[BEGIN Records supplied]

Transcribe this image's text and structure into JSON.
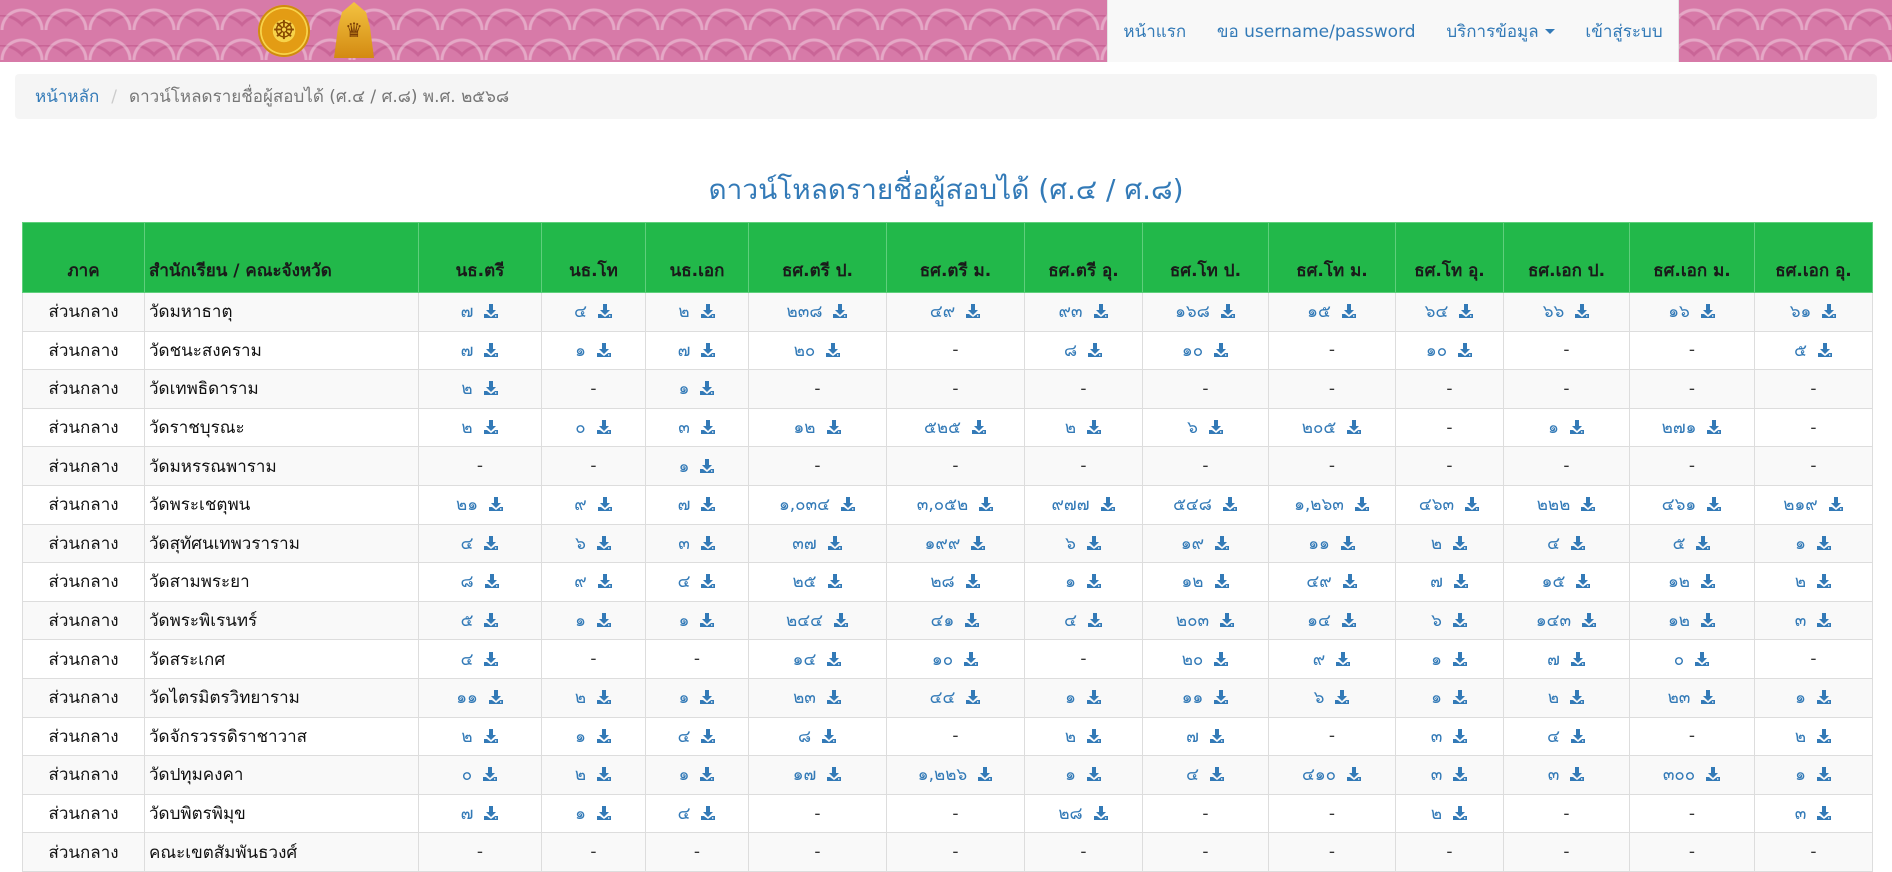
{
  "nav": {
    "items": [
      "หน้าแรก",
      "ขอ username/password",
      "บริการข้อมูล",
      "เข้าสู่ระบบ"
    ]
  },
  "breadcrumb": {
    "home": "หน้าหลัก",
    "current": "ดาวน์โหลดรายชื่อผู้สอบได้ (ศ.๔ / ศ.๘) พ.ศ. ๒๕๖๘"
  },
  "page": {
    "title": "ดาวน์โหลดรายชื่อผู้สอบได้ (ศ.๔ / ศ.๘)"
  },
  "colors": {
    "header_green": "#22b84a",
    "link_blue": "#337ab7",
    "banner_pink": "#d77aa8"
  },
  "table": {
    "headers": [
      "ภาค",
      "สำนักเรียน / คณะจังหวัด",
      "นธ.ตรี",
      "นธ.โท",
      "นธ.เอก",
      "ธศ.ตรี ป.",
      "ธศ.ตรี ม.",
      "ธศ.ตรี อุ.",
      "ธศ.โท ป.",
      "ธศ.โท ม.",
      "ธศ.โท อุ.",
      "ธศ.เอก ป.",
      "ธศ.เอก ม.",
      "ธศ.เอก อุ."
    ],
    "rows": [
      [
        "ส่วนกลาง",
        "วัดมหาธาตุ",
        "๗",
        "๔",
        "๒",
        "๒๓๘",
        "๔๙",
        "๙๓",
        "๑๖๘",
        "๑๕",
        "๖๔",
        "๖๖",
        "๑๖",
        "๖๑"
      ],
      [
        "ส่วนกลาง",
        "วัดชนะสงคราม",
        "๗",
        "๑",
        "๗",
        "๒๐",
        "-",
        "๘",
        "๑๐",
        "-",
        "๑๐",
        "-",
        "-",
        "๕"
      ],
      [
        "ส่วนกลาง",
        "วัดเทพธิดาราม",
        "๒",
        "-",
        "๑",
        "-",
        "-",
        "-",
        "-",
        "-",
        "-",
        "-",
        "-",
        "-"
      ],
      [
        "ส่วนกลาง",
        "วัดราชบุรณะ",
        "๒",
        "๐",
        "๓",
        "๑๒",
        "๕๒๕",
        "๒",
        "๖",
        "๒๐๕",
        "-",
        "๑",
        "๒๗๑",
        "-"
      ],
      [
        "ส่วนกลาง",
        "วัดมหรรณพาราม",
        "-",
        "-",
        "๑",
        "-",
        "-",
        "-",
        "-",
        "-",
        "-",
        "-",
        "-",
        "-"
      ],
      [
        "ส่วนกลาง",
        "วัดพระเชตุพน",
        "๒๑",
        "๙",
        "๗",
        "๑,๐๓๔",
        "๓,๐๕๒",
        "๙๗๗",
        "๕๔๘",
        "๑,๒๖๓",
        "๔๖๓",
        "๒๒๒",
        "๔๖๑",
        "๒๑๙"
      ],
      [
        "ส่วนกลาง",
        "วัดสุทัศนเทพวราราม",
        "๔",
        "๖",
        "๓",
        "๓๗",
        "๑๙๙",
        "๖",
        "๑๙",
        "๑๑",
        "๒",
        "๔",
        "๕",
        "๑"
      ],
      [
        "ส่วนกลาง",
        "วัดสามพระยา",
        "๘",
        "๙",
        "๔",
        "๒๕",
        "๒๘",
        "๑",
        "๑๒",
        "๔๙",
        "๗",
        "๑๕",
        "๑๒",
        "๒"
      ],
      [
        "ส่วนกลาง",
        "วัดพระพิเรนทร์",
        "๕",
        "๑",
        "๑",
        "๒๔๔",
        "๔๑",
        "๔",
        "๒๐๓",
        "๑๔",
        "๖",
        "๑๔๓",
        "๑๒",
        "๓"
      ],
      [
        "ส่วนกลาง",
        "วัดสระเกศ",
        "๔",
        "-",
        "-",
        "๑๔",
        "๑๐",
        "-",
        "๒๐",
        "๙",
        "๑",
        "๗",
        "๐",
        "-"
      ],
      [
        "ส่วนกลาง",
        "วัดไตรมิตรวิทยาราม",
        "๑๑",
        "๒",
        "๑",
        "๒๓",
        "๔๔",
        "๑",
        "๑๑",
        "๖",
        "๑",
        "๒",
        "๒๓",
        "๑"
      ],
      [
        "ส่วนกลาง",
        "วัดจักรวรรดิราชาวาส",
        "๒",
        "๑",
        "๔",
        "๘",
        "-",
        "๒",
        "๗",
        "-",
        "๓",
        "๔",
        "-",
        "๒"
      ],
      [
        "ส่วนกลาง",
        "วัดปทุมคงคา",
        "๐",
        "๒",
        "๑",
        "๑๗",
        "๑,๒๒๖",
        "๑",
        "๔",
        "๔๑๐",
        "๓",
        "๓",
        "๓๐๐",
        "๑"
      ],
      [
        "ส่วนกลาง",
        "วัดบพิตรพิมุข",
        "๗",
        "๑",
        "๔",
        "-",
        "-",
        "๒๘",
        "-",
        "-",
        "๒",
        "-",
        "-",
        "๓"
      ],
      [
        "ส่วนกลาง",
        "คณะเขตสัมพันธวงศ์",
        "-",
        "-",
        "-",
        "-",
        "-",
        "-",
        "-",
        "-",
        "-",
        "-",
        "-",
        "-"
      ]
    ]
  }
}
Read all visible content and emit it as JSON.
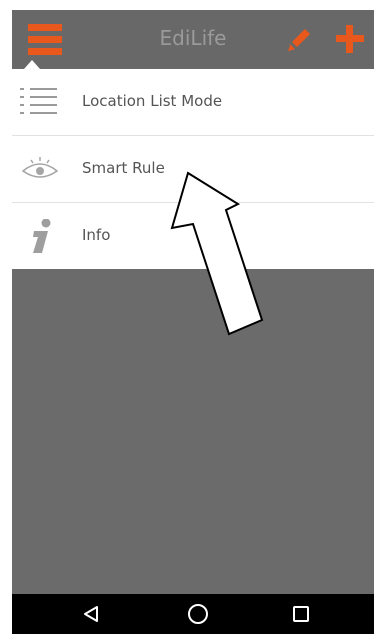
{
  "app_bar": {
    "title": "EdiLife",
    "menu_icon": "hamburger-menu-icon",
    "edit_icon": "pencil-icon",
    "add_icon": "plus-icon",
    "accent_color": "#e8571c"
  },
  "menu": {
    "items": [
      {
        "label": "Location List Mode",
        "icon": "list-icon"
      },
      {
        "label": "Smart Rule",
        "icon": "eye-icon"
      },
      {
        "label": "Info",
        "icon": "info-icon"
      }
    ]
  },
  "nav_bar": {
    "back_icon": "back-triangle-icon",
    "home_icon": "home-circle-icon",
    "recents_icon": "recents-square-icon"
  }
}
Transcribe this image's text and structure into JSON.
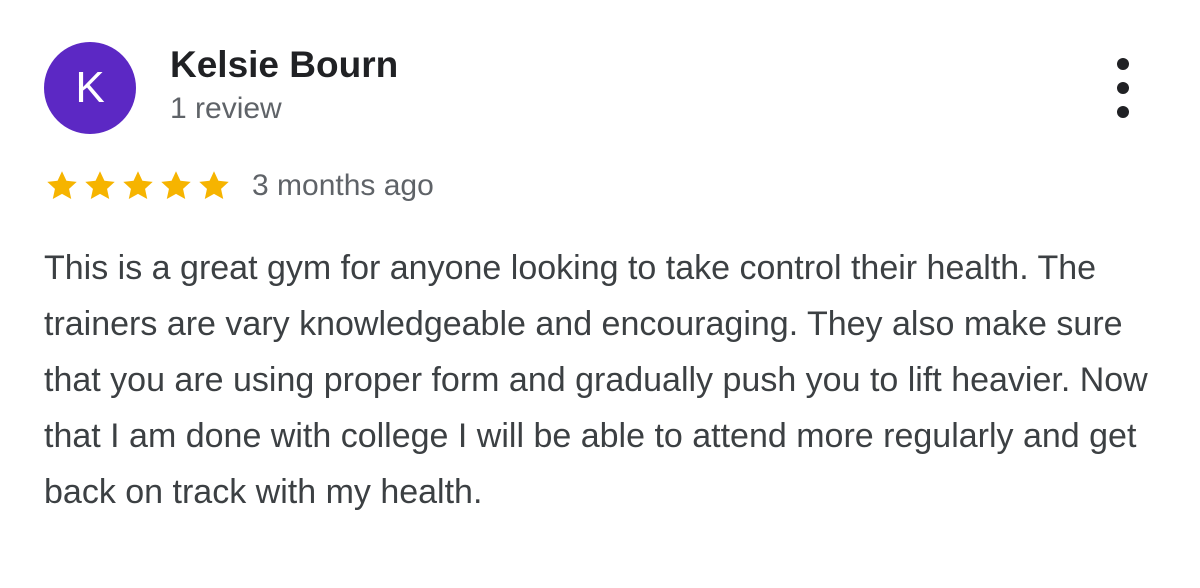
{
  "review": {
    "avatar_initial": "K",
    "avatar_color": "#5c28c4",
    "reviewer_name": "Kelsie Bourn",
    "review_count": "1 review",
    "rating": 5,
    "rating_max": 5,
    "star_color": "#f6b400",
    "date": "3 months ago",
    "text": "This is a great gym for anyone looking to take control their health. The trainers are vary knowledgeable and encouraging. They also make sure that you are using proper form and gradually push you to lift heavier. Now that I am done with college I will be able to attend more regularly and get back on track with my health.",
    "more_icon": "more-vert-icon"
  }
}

[END Records supplied]

→ **Short exercise**: Output all of the records exactly as they appear above, but not the pictures.

→ **Solution for this task**:
Transcribe this image's text and structure into JSON.
{
  "nav": {
    "items": [
      "หน้าแรก",
      "ขอ username/password",
      "บริการข้อมูล",
      "เข้าสู่ระบบ"
    ]
  },
  "breadcrumb": {
    "home": "หน้าหลัก",
    "current": "ดาวน์โหลดรายชื่อผู้สอบได้ (ศ.๔ / ศ.๘) พ.ศ. ๒๕๖๘"
  },
  "page": {
    "title": "ดาวน์โหลดรายชื่อผู้สอบได้ (ศ.๔ / ศ.๘)"
  },
  "colors": {
    "header_green": "#22b84a",
    "link_blue": "#337ab7",
    "banner_pink": "#d77aa8"
  },
  "table": {
    "headers": [
      "ภาค",
      "สำนักเรียน / คณะจังหวัด",
      "นธ.ตรี",
      "นธ.โท",
      "นธ.เอก",
      "ธศ.ตรี ป.",
      "ธศ.ตรี ม.",
      "ธศ.ตรี อุ.",
      "ธศ.โท ป.",
      "ธศ.โท ม.",
      "ธศ.โท อุ.",
      "ธศ.เอก ป.",
      "ธศ.เอก ม.",
      "ธศ.เอก อุ."
    ],
    "rows": [
      [
        "ส่วนกลาง",
        "วัดมหาธาตุ",
        "๗",
        "๔",
        "๒",
        "๒๓๘",
        "๔๙",
        "๙๓",
        "๑๖๘",
        "๑๕",
        "๖๔",
        "๖๖",
        "๑๖",
        "๖๑"
      ],
      [
        "ส่วนกลาง",
        "วัดชนะสงคราม",
        "๗",
        "๑",
        "๗",
        "๒๐",
        "-",
        "๘",
        "๑๐",
        "-",
        "๑๐",
        "-",
        "-",
        "๕"
      ],
      [
        "ส่วนกลาง",
        "วัดเทพธิดาราม",
        "๒",
        "-",
        "๑",
        "-",
        "-",
        "-",
        "-",
        "-",
        "-",
        "-",
        "-",
        "-"
      ],
      [
        "ส่วนกลาง",
        "วัดราชบุรณะ",
        "๒",
        "๐",
        "๓",
        "๑๒",
        "๕๒๕",
        "๒",
        "๖",
        "๒๐๕",
        "-",
        "๑",
        "๒๗๑",
        "-"
      ],
      [
        "ส่วนกลาง",
        "วัดมหรรณพาราม",
        "-",
        "-",
        "๑",
        "-",
        "-",
        "-",
        "-",
        "-",
        "-",
        "-",
        "-",
        "-"
      ],
      [
        "ส่วนกลาง",
        "วัดพระเชตุพน",
        "๒๑",
        "๙",
        "๗",
        "๑,๐๓๔",
        "๓,๐๕๒",
        "๙๗๗",
        "๕๔๘",
        "๑,๒๖๓",
        "๔๖๓",
        "๒๒๒",
        "๔๖๑",
        "๒๑๙"
      ],
      [
        "ส่วนกลาง",
        "วัดสุทัศนเทพวราราม",
        "๔",
        "๖",
        "๓",
        "๓๗",
        "๑๙๙",
        "๖",
        "๑๙",
        "๑๑",
        "๒",
        "๔",
        "๕",
        "๑"
      ],
      [
        "ส่วนกลาง",
        "วัดสามพระยา",
        "๘",
        "๙",
        "๔",
        "๒๕",
        "๒๘",
        "๑",
        "๑๒",
        "๔๙",
        "๗",
        "๑๕",
        "๑๒",
        "๒"
      ],
      [
        "ส่วนกลาง",
        "วัดพระพิเรนทร์",
        "๕",
        "๑",
        "๑",
        "๒๔๔",
        "๔๑",
        "๔",
        "๒๐๓",
        "๑๔",
        "๖",
        "๑๔๓",
        "๑๒",
        "๓"
      ],
      [
        "ส่วนกลาง",
        "วัดสระเกศ",
        "๔",
        "-",
        "-",
        "๑๔",
        "๑๐",
        "-",
        "๒๐",
        "๙",
        "๑",
        "๗",
        "๐",
        "-"
      ],
      [
        "ส่วนกลาง",
        "วัดไตรมิตรวิทยาราม",
        "๑๑",
        "๒",
        "๑",
        "๒๓",
        "๔๔",
        "๑",
        "๑๑",
        "๖",
        "๑",
        "๒",
        "๒๓",
        "๑"
      ],
      [
        "ส่วนกลาง",
        "วัดจักรวรรดิราชาวาส",
        "๒",
        "๑",
        "๔",
        "๘",
        "-",
        "๒",
        "๗",
        "-",
        "๓",
        "๔",
        "-",
        "๒"
      ],
      [
        "ส่วนกลาง",
        "วัดปทุมคงคา",
        "๐",
        "๒",
        "๑",
        "๑๗",
        "๑,๒๒๖",
        "๑",
        "๔",
        "๔๑๐",
        "๓",
        "๓",
        "๓๐๐",
        "๑"
      ],
      [
        "ส่วนกลาง",
        "วัดบพิตรพิมุข",
        "๗",
        "๑",
        "๔",
        "-",
        "-",
        "๒๘",
        "-",
        "-",
        "๒",
        "-",
        "-",
        "๓"
      ],
      [
        "ส่วนกลาง",
        "คณะเขตสัมพันธวงศ์",
        "-",
        "-",
        "-",
        "-",
        "-",
        "-",
        "-",
        "-",
        "-",
        "-",
        "-",
        "-"
      ]
    ]
  }
}
Read all visible content and emit it as JSON.
{
  "app_bar": {
    "title": "EdiLife",
    "menu_icon": "hamburger-menu-icon",
    "edit_icon": "pencil-icon",
    "add_icon": "plus-icon",
    "accent_color": "#e8571c"
  },
  "menu": {
    "items": [
      {
        "label": "Location List Mode",
        "icon": "list-icon"
      },
      {
        "label": "Smart Rule",
        "icon": "eye-icon"
      },
      {
        "label": "Info",
        "icon": "info-icon"
      }
    ]
  },
  "nav_bar": {
    "back_icon": "back-triangle-icon",
    "home_icon": "home-circle-icon",
    "recents_icon": "recents-square-icon"
  }
}
Transcribe this image's text and structure into JSON.
{
  "review": {
    "avatar_initial": "K",
    "avatar_color": "#5c28c4",
    "reviewer_name": "Kelsie Bourn",
    "review_count": "1 review",
    "rating": 5,
    "rating_max": 5,
    "star_color": "#f6b400",
    "date": "3 months ago",
    "text": "This is a great gym for anyone looking to take control their health. The trainers are vary knowledgeable and encouraging. They also make sure that you are using proper form and gradually push you to lift heavier. Now that I am done with college I will be able to attend more regularly and get back on track with my health.",
    "more_icon": "more-vert-icon"
  }
}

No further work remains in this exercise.